* BEGIN *

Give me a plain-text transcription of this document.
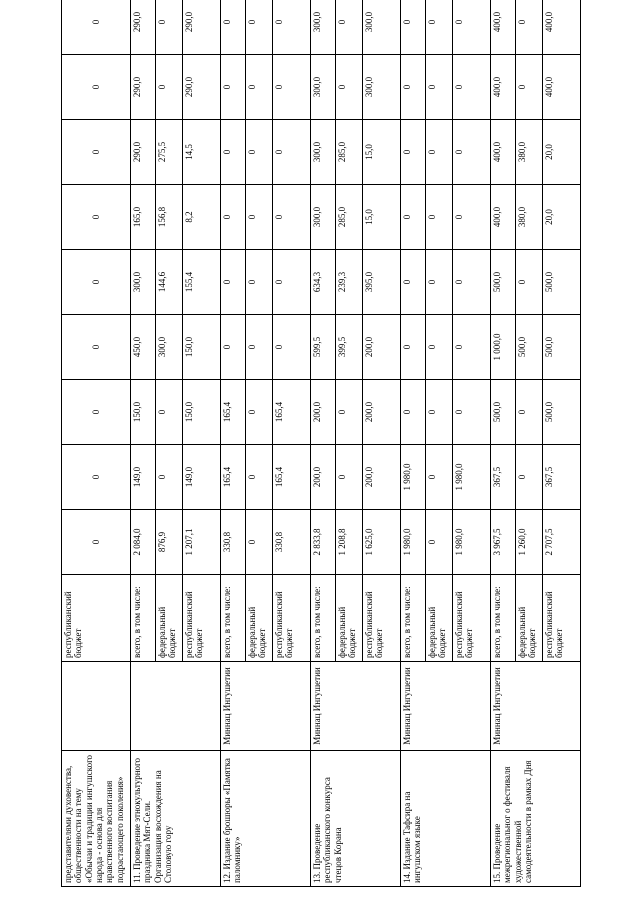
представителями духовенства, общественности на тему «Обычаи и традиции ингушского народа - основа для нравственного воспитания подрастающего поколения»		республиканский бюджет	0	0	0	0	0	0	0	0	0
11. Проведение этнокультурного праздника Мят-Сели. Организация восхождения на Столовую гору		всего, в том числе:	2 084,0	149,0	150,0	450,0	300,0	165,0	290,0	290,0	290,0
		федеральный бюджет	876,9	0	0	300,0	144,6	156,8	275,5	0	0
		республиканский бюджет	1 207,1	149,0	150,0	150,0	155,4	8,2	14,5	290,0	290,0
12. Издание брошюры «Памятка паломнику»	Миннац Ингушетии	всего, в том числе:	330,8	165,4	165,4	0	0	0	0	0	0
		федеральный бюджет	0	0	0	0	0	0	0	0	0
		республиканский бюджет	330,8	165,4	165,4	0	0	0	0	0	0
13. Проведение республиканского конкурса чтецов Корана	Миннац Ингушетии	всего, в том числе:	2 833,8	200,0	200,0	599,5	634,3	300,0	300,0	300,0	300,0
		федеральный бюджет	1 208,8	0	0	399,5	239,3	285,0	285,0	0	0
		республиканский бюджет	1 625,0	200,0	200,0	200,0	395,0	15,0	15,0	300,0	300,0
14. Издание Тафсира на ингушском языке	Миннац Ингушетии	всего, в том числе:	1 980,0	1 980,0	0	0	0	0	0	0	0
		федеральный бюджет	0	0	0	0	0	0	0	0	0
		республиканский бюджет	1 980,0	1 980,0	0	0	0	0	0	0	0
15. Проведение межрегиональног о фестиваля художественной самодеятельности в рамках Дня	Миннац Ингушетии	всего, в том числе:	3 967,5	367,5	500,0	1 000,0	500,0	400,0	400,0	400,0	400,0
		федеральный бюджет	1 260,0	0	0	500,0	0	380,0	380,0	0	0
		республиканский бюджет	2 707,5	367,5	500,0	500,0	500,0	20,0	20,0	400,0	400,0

* END *
* BEGIN *

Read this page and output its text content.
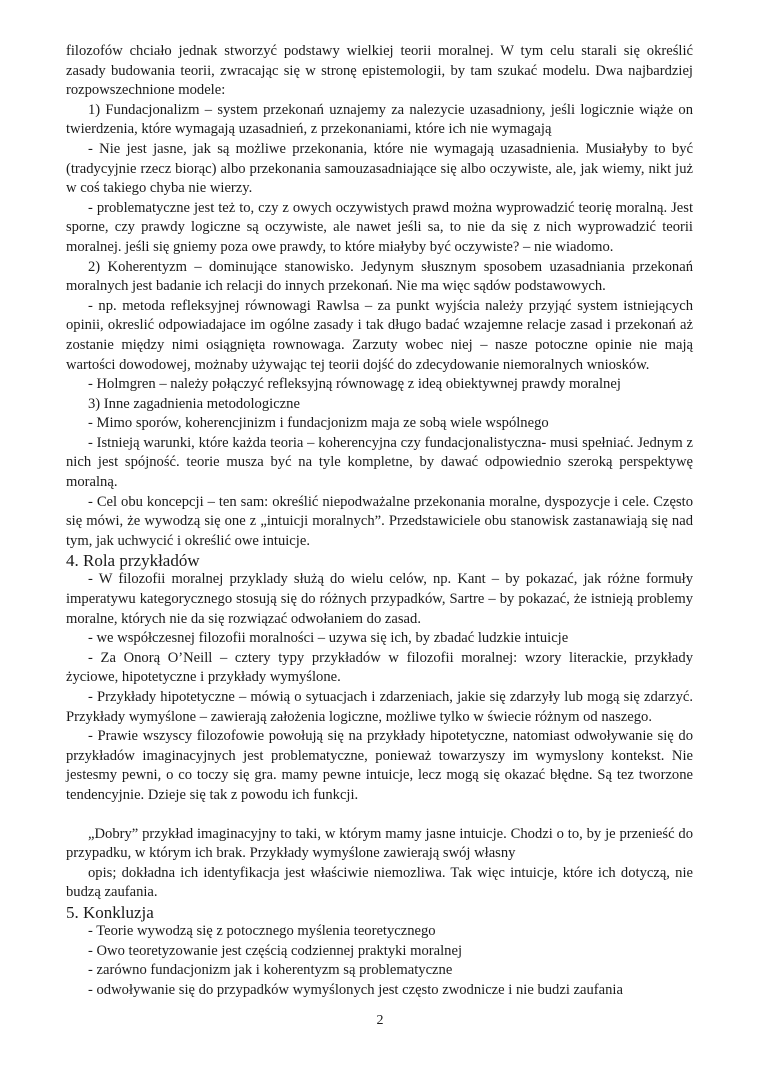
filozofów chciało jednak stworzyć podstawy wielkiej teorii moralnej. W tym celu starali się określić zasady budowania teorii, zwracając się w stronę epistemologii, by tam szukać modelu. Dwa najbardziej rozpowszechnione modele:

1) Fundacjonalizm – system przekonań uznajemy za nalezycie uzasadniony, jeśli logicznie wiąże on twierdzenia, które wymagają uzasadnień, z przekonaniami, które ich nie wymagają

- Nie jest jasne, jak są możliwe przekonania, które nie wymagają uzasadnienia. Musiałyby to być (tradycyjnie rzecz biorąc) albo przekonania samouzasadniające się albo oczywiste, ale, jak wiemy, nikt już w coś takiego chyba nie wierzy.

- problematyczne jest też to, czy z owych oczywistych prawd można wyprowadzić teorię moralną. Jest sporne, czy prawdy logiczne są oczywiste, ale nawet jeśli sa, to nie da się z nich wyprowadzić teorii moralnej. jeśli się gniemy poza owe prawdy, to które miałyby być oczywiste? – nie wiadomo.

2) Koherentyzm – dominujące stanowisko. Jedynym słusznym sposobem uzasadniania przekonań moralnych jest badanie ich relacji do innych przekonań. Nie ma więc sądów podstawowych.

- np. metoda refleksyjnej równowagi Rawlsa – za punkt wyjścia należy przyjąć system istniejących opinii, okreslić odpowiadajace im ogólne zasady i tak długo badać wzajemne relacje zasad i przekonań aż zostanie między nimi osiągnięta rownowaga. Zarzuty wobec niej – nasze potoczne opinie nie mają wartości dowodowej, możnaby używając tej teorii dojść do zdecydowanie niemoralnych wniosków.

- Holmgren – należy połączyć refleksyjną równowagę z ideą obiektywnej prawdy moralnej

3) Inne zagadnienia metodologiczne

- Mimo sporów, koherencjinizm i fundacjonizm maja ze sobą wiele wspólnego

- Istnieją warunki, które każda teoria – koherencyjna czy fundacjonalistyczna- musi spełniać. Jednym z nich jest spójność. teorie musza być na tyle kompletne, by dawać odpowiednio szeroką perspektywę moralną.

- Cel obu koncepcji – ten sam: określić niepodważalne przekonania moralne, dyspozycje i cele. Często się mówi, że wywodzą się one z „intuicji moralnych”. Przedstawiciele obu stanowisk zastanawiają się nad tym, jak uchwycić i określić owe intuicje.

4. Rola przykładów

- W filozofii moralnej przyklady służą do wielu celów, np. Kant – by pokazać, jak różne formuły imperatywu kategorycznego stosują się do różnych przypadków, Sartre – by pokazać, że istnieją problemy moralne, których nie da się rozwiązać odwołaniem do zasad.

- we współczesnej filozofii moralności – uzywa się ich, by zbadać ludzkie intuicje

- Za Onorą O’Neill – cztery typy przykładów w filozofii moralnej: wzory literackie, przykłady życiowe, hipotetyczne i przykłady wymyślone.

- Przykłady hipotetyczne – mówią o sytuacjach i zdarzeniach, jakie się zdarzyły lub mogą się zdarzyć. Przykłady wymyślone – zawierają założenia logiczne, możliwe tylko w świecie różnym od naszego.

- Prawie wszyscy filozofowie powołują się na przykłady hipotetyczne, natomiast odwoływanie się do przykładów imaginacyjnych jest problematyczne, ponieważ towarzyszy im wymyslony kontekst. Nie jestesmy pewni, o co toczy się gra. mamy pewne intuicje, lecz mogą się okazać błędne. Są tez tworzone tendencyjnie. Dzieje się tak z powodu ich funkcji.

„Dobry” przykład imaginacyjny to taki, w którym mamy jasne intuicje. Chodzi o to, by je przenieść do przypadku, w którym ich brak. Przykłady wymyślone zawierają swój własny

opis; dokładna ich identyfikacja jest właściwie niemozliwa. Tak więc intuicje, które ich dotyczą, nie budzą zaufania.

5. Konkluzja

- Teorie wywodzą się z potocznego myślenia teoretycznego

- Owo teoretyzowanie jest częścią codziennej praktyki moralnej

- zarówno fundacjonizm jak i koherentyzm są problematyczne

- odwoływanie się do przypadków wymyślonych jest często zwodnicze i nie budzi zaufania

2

* END *

Copy each line that contains the word "числе".

11. Проведение этнокультурного праздника Мят-Сели. Организация восхождения на Столовую гору		всего, в том числе:	2 084,0	149,0	150,0	450,0	300,0	165,0	290,0	290,0	290,0
12. Издание брошюры «Памятка паломнику»	Миннац Ингушетии	всего, в том числе:	330,8	165,4	165,4	0	0	0	0	0	0
13. Проведение республиканского конкурса чтецов Корана	Миннац Ингушетии	всего, в том числе:	2 833,8	200,0	200,0	599,5	634,3	300,0	300,0	300,0	300,0
14. Издание Тафсира на ингушском языке	Миннац Ингушетии	всего, в том числе:	1 980,0	1 980,0	0	0	0	0	0	0	0
15. Проведение межрегиональног о фестиваля художественной самодеятельности в рамках Дня	Миннац Ингушетии	всего, в том числе:	3 967,5	367,5	500,0	1 000,0	500,0	400,0	400,0	400,0	400,0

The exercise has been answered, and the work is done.